▶ Data entries

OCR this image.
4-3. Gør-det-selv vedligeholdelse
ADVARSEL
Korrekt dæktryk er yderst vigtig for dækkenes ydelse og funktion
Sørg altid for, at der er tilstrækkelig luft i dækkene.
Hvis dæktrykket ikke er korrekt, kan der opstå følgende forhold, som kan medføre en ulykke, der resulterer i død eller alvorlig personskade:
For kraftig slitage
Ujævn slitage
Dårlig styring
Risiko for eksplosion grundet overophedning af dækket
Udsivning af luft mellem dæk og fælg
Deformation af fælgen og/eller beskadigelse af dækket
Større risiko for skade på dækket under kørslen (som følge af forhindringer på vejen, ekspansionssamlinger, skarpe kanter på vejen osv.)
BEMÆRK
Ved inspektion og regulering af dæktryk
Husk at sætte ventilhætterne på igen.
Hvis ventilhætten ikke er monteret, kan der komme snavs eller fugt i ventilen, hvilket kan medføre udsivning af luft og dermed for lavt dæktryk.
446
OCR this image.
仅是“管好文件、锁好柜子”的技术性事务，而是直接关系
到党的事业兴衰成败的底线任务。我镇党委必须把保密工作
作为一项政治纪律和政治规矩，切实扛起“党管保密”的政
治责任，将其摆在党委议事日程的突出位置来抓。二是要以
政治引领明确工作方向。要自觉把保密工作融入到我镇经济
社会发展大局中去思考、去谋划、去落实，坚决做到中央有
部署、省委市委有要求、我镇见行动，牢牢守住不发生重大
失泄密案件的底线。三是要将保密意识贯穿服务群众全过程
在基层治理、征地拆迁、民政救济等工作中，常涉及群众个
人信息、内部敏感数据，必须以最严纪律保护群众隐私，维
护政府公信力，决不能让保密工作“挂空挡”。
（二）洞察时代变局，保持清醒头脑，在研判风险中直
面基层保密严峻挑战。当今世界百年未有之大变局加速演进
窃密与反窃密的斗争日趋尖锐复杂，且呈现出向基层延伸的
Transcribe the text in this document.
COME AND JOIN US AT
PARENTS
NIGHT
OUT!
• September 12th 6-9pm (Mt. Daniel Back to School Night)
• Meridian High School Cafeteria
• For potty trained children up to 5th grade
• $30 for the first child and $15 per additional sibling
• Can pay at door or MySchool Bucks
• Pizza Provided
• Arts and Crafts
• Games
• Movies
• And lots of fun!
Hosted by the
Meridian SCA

▶ What is being asked
Return all of the data exactly as it reads.

▶ Right answer
OCR this image.
4-3. Gør-det-selv vedligeholdelse
ADVARSEL
Korrekt dæktryk er yderst vigtig for dækkenes ydelse og funktion
Sørg altid for, at der er tilstrækkelig luft i dækkene.
Hvis dæktrykket ikke er korrekt, kan der opstå følgende forhold, som kan medføre en ulykke, der resulterer i død eller alvorlig personskade:
For kraftig slitage
Ujævn slitage
Dårlig styring
Risiko for eksplosion grundet overophedning af dækket
Udsivning af luft mellem dæk og fælg
Deformation af fælgen og/eller beskadigelse af dækket
Større risiko for skade på dækket under kørslen (som følge af forhindringer på vejen, ekspansionssamlinger, skarpe kanter på vejen osv.)
BEMÆRK
Ved inspektion og regulering af dæktryk
Husk at sætte ventilhætterne på igen.
Hvis ventilhætten ikke er monteret, kan der komme snavs eller fugt i ventilen, hvilket kan medføre udsivning af luft og dermed for lavt dæktryk.
446
OCR this image.
仅是“管好文件、锁好柜子”的技术性事务，而是直接关系
到党的事业兴衰成败的底线任务。我镇党委必须把保密工作
作为一项政治纪律和政治规矩，切实扛起“党管保密”的政
治责任，将其摆在党委议事日程的突出位置来抓。二是要以
政治引领明确工作方向。要自觉把保密工作融入到我镇经济
社会发展大局中去思考、去谋划、去落实，坚决做到中央有
部署、省委市委有要求、我镇见行动，牢牢守住不发生重大
失泄密案件的底线。三是要将保密意识贯穿服务群众全过程
在基层治理、征地拆迁、民政救济等工作中，常涉及群众个
人信息、内部敏感数据，必须以最严纪律保护群众隐私，维
护政府公信力，决不能让保密工作“挂空挡”。
（二）洞察时代变局，保持清醒头脑，在研判风险中直
面基层保密严峻挑战。当今世界百年未有之大变局加速演进
窃密与反窃密的斗争日趋尖锐复杂，且呈现出向基层延伸的
Transcribe the text in this document.
COME AND JOIN US AT
PARENTS
NIGHT
OUT!
• September 12th 6-9pm (Mt. Daniel Back to School Night)
• Meridian High School Cafeteria
• For potty trained children up to 5th grade
• $30 for the first child and $15 per additional sibling
• Can pay at door or MySchool Bucks
• Pizza Provided
• Arts and Crafts
• Games
• Movies
• And lots of fun!
Hosted by the
Meridian SCA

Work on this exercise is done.